=== Extracted data entries ===
◆ ◆ ◆ ◆ ◆

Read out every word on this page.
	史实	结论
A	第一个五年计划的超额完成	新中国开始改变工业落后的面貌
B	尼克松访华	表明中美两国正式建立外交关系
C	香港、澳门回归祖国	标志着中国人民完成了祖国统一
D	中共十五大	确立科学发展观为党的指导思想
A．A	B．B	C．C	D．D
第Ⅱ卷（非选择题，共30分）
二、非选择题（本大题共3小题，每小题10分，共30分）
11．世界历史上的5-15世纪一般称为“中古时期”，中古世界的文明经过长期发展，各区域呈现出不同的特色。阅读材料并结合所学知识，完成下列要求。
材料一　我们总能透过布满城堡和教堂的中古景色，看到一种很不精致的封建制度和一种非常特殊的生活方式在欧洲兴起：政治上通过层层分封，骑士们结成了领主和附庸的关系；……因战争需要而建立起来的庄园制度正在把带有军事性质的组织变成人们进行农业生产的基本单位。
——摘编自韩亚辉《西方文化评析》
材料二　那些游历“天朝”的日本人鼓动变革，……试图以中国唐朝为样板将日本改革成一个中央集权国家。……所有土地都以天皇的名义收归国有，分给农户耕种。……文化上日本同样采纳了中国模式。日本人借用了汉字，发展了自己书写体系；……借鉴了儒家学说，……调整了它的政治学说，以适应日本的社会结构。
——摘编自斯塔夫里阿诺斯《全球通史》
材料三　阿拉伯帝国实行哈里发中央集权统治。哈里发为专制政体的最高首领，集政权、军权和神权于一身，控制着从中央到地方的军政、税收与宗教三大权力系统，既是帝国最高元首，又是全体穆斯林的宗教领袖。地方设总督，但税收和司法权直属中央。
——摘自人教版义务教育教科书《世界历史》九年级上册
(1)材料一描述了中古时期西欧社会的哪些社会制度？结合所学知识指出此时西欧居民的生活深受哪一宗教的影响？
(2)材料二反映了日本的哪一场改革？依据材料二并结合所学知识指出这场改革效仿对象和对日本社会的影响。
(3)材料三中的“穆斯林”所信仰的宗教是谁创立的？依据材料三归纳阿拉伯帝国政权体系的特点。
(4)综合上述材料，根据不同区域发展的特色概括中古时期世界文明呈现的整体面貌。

◆ ◆ ◆ ◆ ◆

=== What needs to be done ===
Copy out all the entries shown above, character for character.

=== The response ===
Read out every word on this page.
	史实	结论
A	第一个五年计划的超额完成	新中国开始改变工业落后的面貌
B	尼克松访华	表明中美两国正式建立外交关系
C	香港、澳门回归祖国	标志着中国人民完成了祖国统一
D	中共十五大	确立科学发展观为党的指导思想
A．A	B．B	C．C	D．D
第Ⅱ卷（非选择题，共30分）
二、非选择题（本大题共3小题，每小题10分，共30分）
11．世界历史上的5-15世纪一般称为“中古时期”，中古世界的文明经过长期发展，各区域呈现出不同的特色。阅读材料并结合所学知识，完成下列要求。
材料一　我们总能透过布满城堡和教堂的中古景色，看到一种很不精致的封建制度和一种非常特殊的生活方式在欧洲兴起：政治上通过层层分封，骑士们结成了领主和附庸的关系；……因战争需要而建立起来的庄园制度正在把带有军事性质的组织变成人们进行农业生产的基本单位。
——摘编自韩亚辉《西方文化评析》
材料二　那些游历“天朝”的日本人鼓动变革，……试图以中国唐朝为样板将日本改革成一个中央集权国家。……所有土地都以天皇的名义收归国有，分给农户耕种。……文化上日本同样采纳了中国模式。日本人借用了汉字，发展了自己书写体系；……借鉴了儒家学说，……调整了它的政治学说，以适应日本的社会结构。
——摘编自斯塔夫里阿诺斯《全球通史》
材料三　阿拉伯帝国实行哈里发中央集权统治。哈里发为专制政体的最高首领，集政权、军权和神权于一身，控制着从中央到地方的军政、税收与宗教三大权力系统，既是帝国最高元首，又是全体穆斯林的宗教领袖。地方设总督，但税收和司法权直属中央。
——摘自人教版义务教育教科书《世界历史》九年级上册
(1)材料一描述了中古时期西欧社会的哪些社会制度？结合所学知识指出此时西欧居民的生活深受哪一宗教的影响？
(2)材料二反映了日本的哪一场改革？依据材料二并结合所学知识指出这场改革效仿对象和对日本社会的影响。
(3)材料三中的“穆斯林”所信仰的宗教是谁创立的？依据材料三归纳阿拉伯帝国政权体系的特点。
(4)综合上述材料，根据不同区域发展的特色概括中古时期世界文明呈现的整体面貌。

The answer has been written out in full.